## Problem requirements:
Which lines include the word "mundi"? Copy each of them.

+ + +

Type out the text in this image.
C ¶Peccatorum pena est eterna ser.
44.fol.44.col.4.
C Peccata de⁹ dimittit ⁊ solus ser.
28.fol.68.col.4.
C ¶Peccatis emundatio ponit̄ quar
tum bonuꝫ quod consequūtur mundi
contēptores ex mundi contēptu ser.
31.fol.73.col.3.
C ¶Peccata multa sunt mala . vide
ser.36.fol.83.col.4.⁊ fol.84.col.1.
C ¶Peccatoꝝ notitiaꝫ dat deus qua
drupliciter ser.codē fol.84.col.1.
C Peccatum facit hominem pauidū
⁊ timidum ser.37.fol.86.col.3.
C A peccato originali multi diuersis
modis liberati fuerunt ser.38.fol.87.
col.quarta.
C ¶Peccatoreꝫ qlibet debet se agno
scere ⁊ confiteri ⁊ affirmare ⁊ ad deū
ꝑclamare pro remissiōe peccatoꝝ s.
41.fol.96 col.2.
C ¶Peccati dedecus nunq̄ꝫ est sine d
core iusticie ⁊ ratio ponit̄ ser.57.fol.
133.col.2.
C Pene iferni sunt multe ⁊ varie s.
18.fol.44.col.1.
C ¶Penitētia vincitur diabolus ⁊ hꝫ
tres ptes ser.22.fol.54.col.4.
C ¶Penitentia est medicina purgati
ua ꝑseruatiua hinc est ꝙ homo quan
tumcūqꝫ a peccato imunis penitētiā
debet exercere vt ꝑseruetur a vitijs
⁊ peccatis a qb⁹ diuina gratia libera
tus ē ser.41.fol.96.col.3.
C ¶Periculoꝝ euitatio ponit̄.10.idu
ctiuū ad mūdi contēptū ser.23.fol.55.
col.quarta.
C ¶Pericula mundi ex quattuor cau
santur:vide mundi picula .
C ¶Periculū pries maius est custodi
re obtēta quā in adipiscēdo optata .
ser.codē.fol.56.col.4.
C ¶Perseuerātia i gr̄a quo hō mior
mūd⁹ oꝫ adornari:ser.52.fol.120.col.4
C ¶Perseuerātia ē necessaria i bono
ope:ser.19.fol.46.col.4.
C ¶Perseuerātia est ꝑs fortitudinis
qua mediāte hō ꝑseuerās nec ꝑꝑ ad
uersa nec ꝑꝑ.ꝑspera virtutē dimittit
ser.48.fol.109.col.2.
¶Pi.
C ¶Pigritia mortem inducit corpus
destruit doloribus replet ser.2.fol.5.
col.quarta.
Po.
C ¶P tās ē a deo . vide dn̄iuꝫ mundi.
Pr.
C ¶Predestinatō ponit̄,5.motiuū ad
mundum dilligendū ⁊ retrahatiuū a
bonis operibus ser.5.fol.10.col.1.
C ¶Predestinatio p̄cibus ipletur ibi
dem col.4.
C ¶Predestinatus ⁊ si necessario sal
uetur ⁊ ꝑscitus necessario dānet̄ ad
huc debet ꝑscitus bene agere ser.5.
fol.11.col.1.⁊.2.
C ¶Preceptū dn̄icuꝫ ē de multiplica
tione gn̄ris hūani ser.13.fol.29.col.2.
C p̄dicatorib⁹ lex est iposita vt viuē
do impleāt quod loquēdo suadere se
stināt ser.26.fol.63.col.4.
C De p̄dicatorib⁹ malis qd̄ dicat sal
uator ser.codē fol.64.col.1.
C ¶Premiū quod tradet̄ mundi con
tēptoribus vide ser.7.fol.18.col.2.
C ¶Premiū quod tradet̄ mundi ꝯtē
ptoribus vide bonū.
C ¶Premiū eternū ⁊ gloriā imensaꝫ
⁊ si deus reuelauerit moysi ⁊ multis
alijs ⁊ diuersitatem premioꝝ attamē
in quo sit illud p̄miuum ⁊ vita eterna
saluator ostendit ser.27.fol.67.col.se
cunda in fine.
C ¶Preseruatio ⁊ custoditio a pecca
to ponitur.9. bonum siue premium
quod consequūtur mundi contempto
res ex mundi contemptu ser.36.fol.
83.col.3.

+ + +

## Exercise output:
tum bonuꝫ quod consequūtur mundi
contēptores ex mundi contēptu ser.
C ¶Pericula mundi ex quattuor cau
santur:vide mundi picula .
C ¶P tās ē a deo . vide dn̄iuꝫ mundi.
C ¶Premiū quod tradet̄ mundi con
C ¶Premiū quod tradet̄ mundi ꝯtē
quod consequūtur mundi contempto
res ex mundi contemptu ser.36.fol.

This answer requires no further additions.